=== TASK BRIEF ===
Read the lines that follow and tally those with the word "JSON"; give the number and nothing else.
[Begin]
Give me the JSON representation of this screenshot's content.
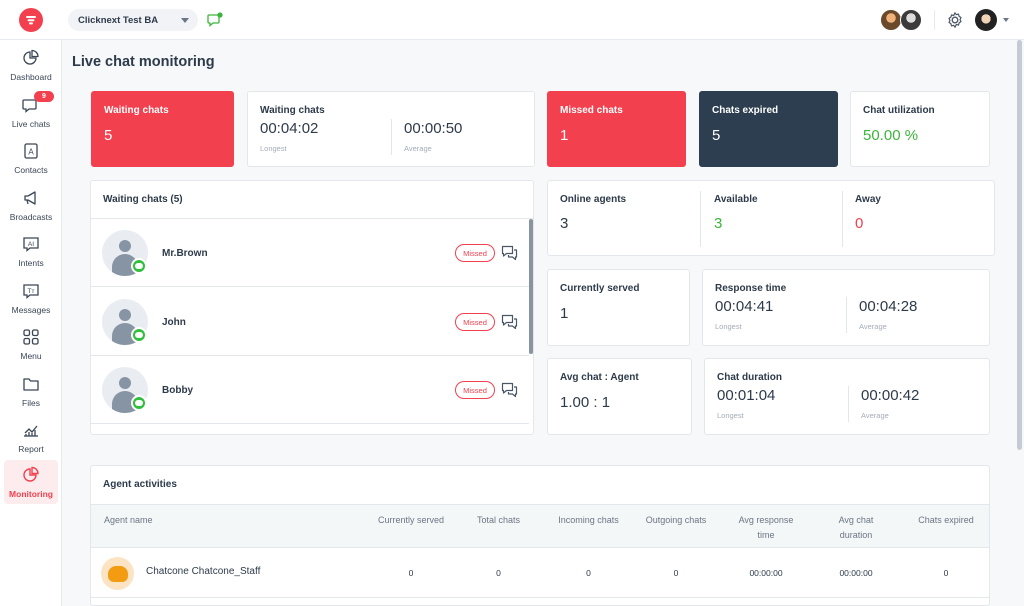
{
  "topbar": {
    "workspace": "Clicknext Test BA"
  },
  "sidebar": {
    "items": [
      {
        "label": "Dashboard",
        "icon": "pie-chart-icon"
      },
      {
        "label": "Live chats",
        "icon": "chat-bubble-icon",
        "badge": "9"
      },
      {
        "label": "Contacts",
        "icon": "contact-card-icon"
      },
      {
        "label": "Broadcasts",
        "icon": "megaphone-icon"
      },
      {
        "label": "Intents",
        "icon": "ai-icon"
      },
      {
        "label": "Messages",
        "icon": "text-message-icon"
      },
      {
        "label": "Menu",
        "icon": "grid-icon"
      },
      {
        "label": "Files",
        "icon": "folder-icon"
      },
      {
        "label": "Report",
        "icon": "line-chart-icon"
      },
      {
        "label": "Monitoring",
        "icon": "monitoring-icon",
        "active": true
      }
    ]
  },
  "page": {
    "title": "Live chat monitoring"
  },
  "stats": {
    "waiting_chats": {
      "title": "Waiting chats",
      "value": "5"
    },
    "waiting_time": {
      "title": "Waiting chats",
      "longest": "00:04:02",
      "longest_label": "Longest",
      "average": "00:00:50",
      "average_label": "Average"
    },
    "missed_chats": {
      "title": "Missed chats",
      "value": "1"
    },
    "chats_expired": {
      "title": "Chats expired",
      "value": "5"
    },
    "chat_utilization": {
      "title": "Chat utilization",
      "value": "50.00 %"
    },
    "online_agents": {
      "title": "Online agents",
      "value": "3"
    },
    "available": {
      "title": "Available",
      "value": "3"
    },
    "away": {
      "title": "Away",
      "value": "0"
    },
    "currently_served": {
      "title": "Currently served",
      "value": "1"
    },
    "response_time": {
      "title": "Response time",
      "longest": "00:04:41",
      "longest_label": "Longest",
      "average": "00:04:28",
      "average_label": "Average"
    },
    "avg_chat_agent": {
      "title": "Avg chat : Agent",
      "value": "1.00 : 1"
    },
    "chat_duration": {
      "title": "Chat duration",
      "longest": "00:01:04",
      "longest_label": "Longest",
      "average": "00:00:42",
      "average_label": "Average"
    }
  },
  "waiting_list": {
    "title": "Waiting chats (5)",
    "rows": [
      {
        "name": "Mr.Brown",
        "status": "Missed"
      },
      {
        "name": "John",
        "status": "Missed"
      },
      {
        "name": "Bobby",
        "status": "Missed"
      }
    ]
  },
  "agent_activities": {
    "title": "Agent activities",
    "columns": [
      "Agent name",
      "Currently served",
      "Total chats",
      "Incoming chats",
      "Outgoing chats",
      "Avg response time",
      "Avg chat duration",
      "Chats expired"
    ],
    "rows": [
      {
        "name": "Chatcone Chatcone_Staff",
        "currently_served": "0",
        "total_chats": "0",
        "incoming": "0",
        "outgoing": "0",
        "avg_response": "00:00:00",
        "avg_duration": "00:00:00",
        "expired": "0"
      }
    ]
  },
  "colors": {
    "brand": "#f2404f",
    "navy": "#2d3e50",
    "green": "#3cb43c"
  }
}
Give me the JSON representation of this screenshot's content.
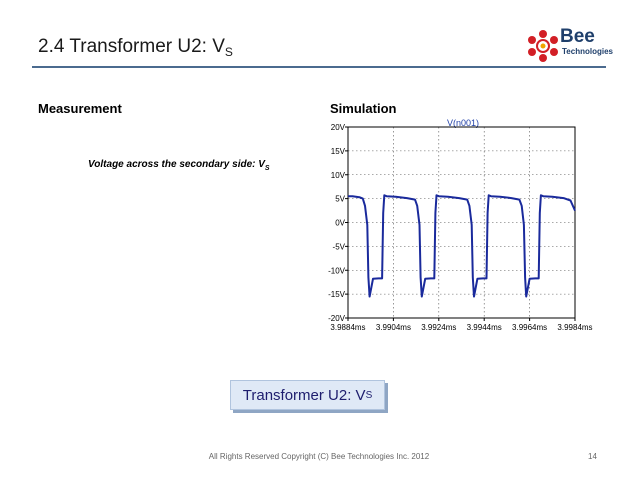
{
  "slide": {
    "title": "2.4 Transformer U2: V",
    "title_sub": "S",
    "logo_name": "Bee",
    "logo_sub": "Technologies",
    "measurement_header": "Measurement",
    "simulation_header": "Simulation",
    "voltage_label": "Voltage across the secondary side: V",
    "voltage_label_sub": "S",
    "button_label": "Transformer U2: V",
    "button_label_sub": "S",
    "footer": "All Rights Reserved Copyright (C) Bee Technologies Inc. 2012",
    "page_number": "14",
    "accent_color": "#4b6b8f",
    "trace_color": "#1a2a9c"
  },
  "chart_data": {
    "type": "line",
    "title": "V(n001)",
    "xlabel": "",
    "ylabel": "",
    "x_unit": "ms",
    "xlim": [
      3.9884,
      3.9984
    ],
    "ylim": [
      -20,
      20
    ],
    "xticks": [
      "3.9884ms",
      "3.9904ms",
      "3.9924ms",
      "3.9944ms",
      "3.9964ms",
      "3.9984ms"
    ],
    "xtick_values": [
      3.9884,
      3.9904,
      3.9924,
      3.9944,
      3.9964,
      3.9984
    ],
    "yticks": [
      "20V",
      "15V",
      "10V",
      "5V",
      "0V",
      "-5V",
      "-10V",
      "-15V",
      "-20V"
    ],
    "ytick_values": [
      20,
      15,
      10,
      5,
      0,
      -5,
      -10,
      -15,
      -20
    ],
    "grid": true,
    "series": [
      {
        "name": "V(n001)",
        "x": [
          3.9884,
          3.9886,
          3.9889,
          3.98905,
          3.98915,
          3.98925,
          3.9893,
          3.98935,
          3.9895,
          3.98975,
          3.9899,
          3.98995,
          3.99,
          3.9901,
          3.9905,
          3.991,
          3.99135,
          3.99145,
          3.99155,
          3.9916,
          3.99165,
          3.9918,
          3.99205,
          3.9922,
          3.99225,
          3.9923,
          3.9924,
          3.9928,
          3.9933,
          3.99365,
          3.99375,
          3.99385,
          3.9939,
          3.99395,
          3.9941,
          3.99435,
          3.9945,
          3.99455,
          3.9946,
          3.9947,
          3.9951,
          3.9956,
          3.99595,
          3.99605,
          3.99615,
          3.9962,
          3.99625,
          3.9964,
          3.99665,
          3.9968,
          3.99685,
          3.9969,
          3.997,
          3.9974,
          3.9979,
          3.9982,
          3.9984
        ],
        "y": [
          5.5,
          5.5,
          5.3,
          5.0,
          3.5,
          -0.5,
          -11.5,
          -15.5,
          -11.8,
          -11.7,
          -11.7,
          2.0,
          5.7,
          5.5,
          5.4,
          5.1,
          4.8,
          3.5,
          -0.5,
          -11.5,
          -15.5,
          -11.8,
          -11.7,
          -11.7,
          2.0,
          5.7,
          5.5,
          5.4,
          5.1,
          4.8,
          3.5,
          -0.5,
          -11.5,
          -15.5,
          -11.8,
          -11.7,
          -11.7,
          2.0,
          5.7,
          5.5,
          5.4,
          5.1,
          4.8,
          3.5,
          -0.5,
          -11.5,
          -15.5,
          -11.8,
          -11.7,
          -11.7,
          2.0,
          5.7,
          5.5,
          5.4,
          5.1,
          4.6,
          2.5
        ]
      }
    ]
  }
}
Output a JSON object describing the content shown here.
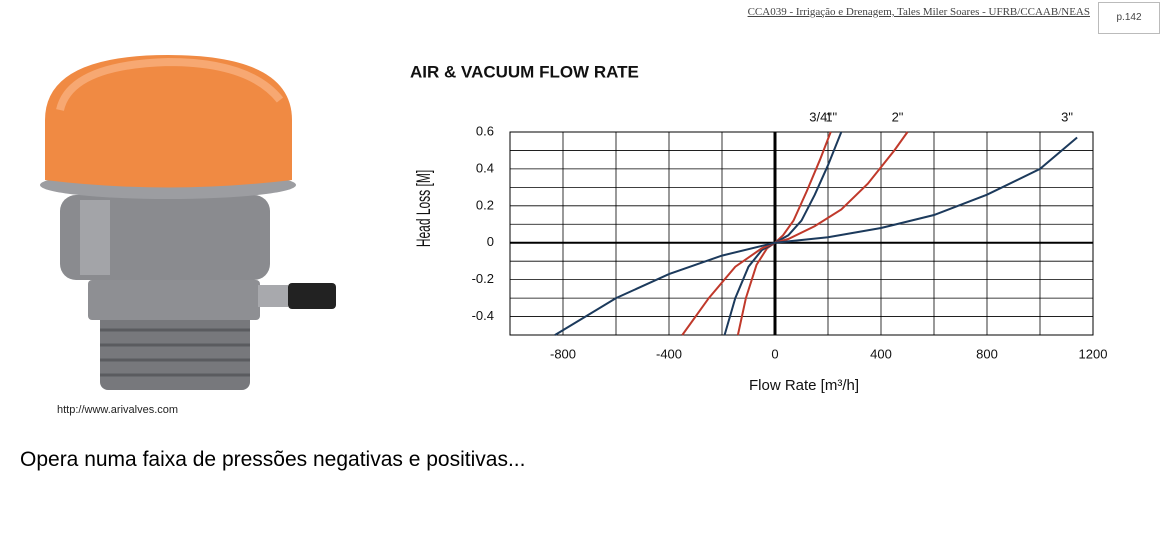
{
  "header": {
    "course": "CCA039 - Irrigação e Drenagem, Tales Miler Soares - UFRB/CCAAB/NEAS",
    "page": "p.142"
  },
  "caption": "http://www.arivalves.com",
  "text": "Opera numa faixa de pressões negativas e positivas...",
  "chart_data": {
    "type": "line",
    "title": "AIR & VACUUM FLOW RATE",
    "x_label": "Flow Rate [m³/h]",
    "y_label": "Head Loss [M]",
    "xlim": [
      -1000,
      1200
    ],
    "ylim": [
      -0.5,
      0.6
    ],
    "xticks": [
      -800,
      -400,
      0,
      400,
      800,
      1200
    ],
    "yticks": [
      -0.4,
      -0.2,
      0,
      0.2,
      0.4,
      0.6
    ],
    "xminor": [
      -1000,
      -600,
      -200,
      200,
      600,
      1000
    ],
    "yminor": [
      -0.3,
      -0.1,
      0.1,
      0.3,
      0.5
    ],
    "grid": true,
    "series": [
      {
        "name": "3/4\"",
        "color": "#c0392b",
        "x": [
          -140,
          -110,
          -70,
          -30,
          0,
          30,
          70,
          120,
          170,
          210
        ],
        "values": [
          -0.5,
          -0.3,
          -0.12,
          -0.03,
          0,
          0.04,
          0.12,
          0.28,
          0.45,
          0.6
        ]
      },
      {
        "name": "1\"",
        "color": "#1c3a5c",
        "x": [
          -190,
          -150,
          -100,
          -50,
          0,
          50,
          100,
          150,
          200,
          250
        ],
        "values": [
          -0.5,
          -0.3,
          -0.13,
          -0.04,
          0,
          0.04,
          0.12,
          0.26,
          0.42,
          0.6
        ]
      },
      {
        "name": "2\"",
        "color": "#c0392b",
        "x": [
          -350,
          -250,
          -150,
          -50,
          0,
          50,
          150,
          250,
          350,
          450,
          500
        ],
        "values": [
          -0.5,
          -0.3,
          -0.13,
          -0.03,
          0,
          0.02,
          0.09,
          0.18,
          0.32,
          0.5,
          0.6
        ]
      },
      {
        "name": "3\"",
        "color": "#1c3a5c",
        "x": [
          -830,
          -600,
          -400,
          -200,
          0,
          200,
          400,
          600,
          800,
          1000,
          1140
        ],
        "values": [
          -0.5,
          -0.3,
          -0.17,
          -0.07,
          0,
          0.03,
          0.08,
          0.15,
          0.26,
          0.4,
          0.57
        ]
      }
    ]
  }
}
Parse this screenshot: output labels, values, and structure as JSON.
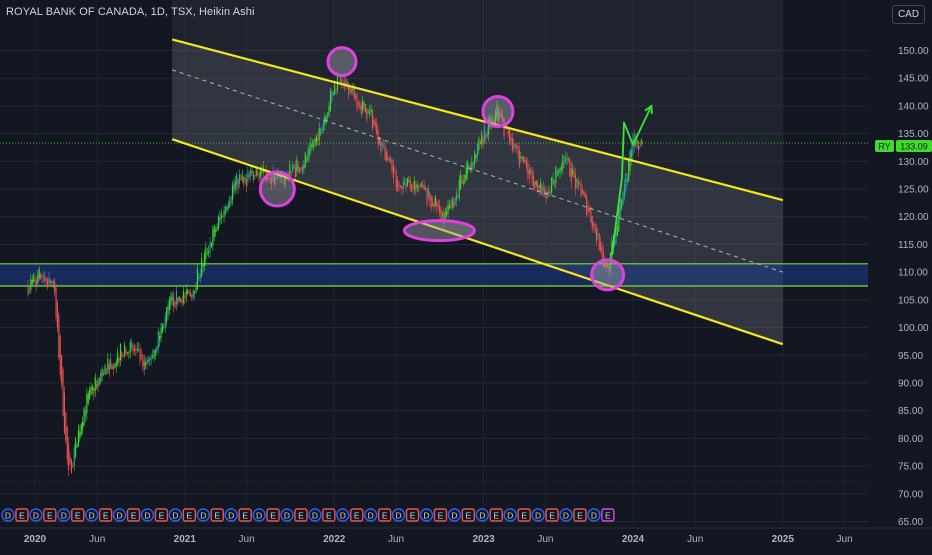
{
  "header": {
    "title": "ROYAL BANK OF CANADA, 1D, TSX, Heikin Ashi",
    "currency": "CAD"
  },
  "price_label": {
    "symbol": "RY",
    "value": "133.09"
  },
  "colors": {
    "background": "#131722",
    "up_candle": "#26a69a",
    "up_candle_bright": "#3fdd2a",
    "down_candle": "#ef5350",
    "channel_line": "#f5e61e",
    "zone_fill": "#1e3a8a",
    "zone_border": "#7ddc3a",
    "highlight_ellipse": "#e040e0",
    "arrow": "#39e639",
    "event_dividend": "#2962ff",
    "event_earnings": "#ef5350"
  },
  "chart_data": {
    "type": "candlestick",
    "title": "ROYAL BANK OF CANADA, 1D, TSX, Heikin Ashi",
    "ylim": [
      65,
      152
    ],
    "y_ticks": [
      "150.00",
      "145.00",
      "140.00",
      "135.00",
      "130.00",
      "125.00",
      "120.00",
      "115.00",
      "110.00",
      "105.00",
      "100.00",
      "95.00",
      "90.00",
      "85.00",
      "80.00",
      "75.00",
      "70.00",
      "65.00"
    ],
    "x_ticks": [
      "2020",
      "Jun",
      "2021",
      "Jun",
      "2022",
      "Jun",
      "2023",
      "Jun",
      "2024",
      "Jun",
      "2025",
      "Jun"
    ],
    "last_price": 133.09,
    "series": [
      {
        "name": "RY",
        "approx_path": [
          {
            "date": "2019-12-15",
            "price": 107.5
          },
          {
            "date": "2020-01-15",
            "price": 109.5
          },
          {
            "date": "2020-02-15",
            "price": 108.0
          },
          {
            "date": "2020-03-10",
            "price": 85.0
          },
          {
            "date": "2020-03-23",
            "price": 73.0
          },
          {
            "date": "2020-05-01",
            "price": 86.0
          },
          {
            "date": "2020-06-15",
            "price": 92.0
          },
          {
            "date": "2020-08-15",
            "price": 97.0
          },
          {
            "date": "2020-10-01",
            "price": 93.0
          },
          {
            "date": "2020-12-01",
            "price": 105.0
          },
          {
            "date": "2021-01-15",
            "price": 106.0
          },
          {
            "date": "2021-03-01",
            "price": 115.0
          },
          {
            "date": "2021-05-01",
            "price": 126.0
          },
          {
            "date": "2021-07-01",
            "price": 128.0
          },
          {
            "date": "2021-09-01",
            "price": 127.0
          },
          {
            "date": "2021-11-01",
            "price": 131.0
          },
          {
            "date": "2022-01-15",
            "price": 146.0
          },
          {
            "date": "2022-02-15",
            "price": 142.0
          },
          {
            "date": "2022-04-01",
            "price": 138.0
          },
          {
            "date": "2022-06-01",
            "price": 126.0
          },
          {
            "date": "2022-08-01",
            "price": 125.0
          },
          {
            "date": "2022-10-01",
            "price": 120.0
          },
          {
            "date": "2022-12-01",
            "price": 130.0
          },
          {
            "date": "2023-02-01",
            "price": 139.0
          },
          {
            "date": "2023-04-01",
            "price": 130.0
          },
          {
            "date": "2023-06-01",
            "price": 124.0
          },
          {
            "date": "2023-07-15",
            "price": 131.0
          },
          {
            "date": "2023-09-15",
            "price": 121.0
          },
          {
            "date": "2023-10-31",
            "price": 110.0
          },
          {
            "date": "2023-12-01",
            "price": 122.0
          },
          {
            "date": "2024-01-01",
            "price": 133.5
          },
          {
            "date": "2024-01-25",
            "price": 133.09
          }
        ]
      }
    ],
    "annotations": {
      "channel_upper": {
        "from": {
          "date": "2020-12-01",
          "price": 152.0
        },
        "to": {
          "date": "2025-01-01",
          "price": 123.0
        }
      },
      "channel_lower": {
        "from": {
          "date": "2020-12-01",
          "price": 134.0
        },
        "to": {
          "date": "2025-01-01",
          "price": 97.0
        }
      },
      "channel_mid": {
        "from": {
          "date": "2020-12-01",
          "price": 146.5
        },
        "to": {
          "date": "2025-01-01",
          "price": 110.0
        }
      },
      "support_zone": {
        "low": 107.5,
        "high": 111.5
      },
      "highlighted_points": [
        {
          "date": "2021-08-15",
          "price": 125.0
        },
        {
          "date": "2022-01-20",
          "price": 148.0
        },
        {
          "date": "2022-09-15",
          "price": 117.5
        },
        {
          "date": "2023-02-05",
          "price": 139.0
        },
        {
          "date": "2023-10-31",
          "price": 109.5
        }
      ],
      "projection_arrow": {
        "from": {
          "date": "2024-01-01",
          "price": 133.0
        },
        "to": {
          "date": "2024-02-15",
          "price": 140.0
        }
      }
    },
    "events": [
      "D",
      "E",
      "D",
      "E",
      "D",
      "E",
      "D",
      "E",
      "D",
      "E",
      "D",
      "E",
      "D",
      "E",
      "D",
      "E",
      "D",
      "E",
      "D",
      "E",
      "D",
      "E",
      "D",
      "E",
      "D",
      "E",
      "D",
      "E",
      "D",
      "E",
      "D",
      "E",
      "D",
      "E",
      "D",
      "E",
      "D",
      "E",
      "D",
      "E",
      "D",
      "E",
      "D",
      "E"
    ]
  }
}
[End]
=== TASK ANSWER ===
4